**Task to complete:**
Set all the material down again unchanged, without the pictures.
= = =
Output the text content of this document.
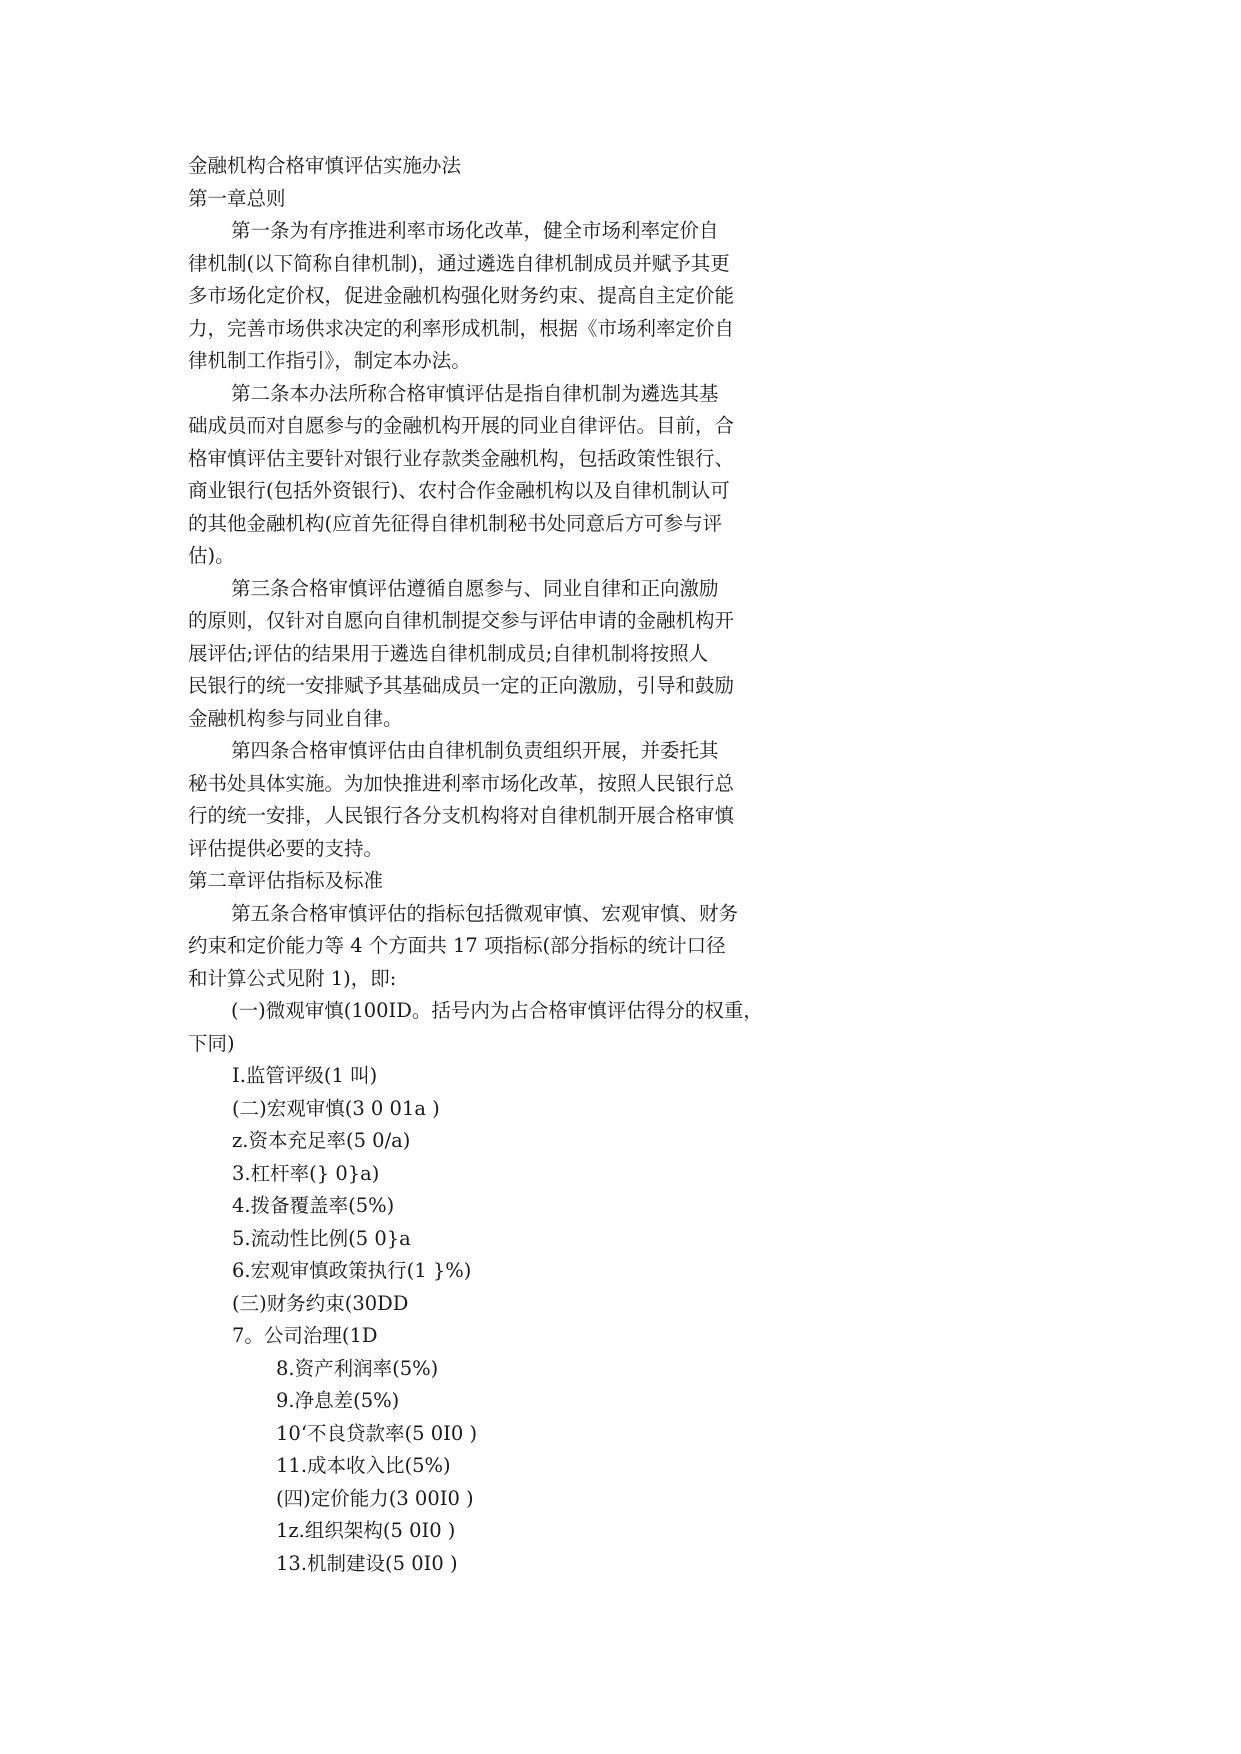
金融机构合格审慎评估实施办法
第一章总则
第一条为有序推进利率市场化改革，健全市场利率定价自
律机制(以下简称自律机制)，通过遴选自律机制成员并赋予其更
多市场化定价权，促进金融机构强化财务约束、提高自主定价能
力，完善市场供求决定的利率形成机制，根据《市场利率定价自
律机制工作指引》，制定本办法。
第二条本办法所称合格审慎评估是指自律机制为遴选其基
础成员而对自愿参与的金融机构开展的同业自律评估。目前，合
格审慎评估主要针对银行业存款类金融机构，包括政策性银行、
商业银行(包括外资银行)、农村合作金融机构以及自律机制认可
的其他金融机构(应首先征得自律机制秘书处同意后方可参与评
估)。
第三条合格审慎评估遵循自愿参与、同业自律和正向激励
的原则，仅针对自愿向自律机制提交参与评估申请的金融机构开
展评估;评估的结果用于遴选自律机制成员;自律机制将按照人
民银行的统一安排赋予其基础成员一定的正向激励，引导和鼓励
金融机构参与同业自律。
第四条合格审慎评估由自律机制负责组织开展，并委托其
秘书处具体实施。为加快推进利率市场化改革，按照人民银行总
行的统一安排，人民银行各分支机构将对自律机制开展合格审慎
评估提供必要的支持。
第二章评估指标及标准
第五条合格审慎评估的指标包括微观审慎、宏观审慎、财务
约束和定价能力等 4 个方面共 17 项指标(部分指标的统计口径
和计算公式见附 1)，即:
(一)微观审慎(100ID。括号内为占合格审慎评估得分的权重，
下同)
I.监管评级(1 叫)
(二)宏观审慎(3 0 01a )
z.资本充足率(5 0/a)
3.杠杆率(} 0}a)
4.拨备覆盖率(5%)
5.流动性比例(5 0}a
6.宏观审慎政策执行(1 }%)
(三)财务约束(30DD
7。公司治理(1D
8.资产利润率(5%)
9.净息差(5%)
10‘不良贷款率(5 0I0 )
11.成本收入比(5%)
(四)定价能力(3 00I0 )
1z.组织架构(5 0I0 )
13.机制建设(5 0I0 )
= = =
**Task solution:**
Output the text content of this document.
金融机构合格审慎评估实施办法
第一章总则
第一条为有序推进利率市场化改革，健全市场利率定价自
律机制(以下简称自律机制)，通过遴选自律机制成员并赋予其更
多市场化定价权，促进金融机构强化财务约束、提高自主定价能
力，完善市场供求决定的利率形成机制，根据《市场利率定价自
律机制工作指引》，制定本办法。
第二条本办法所称合格审慎评估是指自律机制为遴选其基
础成员而对自愿参与的金融机构开展的同业自律评估。目前，合
格审慎评估主要针对银行业存款类金融机构，包括政策性银行、
商业银行(包括外资银行)、农村合作金融机构以及自律机制认可
的其他金融机构(应首先征得自律机制秘书处同意后方可参与评
估)。
第三条合格审慎评估遵循自愿参与、同业自律和正向激励
的原则，仅针对自愿向自律机制提交参与评估申请的金融机构开
展评估;评估的结果用于遴选自律机制成员;自律机制将按照人
民银行的统一安排赋予其基础成员一定的正向激励，引导和鼓励
金融机构参与同业自律。
第四条合格审慎评估由自律机制负责组织开展，并委托其
秘书处具体实施。为加快推进利率市场化改革，按照人民银行总
行的统一安排，人民银行各分支机构将对自律机制开展合格审慎
评估提供必要的支持。
第二章评估指标及标准
第五条合格审慎评估的指标包括微观审慎、宏观审慎、财务
约束和定价能力等 4 个方面共 17 项指标(部分指标的统计口径
和计算公式见附 1)，即:
(一)微观审慎(100ID。括号内为占合格审慎评估得分的权重，
下同)
I.监管评级(1 叫)
(二)宏观审慎(3 0 01a )
z.资本充足率(5 0/a)
3.杠杆率(} 0}a)
4.拨备覆盖率(5%)
5.流动性比例(5 0}a
6.宏观审慎政策执行(1 }%)
(三)财务约束(30DD
7。公司治理(1D
8.资产利润率(5%)
9.净息差(5%)
10‘不良贷款率(5 0I0 )
11.成本收入比(5%)
(四)定价能力(3 00I0 )
1z.组织架构(5 0I0 )
13.机制建设(5 0I0 )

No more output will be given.